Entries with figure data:
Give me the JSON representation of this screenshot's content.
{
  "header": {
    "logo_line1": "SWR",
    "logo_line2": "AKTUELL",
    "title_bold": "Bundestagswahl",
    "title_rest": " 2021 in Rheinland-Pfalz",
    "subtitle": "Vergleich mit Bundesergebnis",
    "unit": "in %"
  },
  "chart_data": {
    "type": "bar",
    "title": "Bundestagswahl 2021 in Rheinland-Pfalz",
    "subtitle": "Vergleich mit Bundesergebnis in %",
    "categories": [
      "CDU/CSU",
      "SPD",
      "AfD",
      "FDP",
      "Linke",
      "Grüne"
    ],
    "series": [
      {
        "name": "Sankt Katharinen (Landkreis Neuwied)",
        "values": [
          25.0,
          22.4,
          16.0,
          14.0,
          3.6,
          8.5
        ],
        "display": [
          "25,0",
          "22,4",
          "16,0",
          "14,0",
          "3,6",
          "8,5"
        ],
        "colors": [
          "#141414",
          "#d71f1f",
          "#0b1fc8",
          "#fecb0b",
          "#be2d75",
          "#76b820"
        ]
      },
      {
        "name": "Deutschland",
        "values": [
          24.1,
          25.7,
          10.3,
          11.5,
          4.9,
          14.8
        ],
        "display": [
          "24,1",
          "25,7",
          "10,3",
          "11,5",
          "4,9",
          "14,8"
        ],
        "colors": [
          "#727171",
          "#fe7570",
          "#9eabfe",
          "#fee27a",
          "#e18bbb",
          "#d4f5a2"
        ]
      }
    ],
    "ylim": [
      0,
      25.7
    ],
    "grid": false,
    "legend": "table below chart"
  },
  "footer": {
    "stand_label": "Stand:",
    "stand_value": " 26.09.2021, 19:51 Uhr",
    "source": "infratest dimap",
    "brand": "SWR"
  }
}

--- What to do ---
Take the entries and copy them out exactly.

--- Answer to the task ---
Give me the JSON representation of this screenshot's content.
{
  "header": {
    "logo_line1": "SWR",
    "logo_line2": "AKTUELL",
    "title_bold": "Bundestagswahl",
    "title_rest": " 2021 in Rheinland-Pfalz",
    "subtitle": "Vergleich mit Bundesergebnis",
    "unit": "in %"
  },
  "chart_data": {
    "type": "bar",
    "title": "Bundestagswahl 2021 in Rheinland-Pfalz",
    "subtitle": "Vergleich mit Bundesergebnis in %",
    "categories": [
      "CDU/CSU",
      "SPD",
      "AfD",
      "FDP",
      "Linke",
      "Grüne"
    ],
    "series": [
      {
        "name": "Sankt Katharinen (Landkreis Neuwied)",
        "values": [
          25.0,
          22.4,
          16.0,
          14.0,
          3.6,
          8.5
        ],
        "display": [
          "25,0",
          "22,4",
          "16,0",
          "14,0",
          "3,6",
          "8,5"
        ],
        "colors": [
          "#141414",
          "#d71f1f",
          "#0b1fc8",
          "#fecb0b",
          "#be2d75",
          "#76b820"
        ]
      },
      {
        "name": "Deutschland",
        "values": [
          24.1,
          25.7,
          10.3,
          11.5,
          4.9,
          14.8
        ],
        "display": [
          "24,1",
          "25,7",
          "10,3",
          "11,5",
          "4,9",
          "14,8"
        ],
        "colors": [
          "#727171",
          "#fe7570",
          "#9eabfe",
          "#fee27a",
          "#e18bbb",
          "#d4f5a2"
        ]
      }
    ],
    "ylim": [
      0,
      25.7
    ],
    "grid": false,
    "legend": "table below chart"
  },
  "footer": {
    "stand_label": "Stand:",
    "stand_value": " 26.09.2021, 19:51 Uhr",
    "source": "infratest dimap",
    "brand": "SWR"
  }
}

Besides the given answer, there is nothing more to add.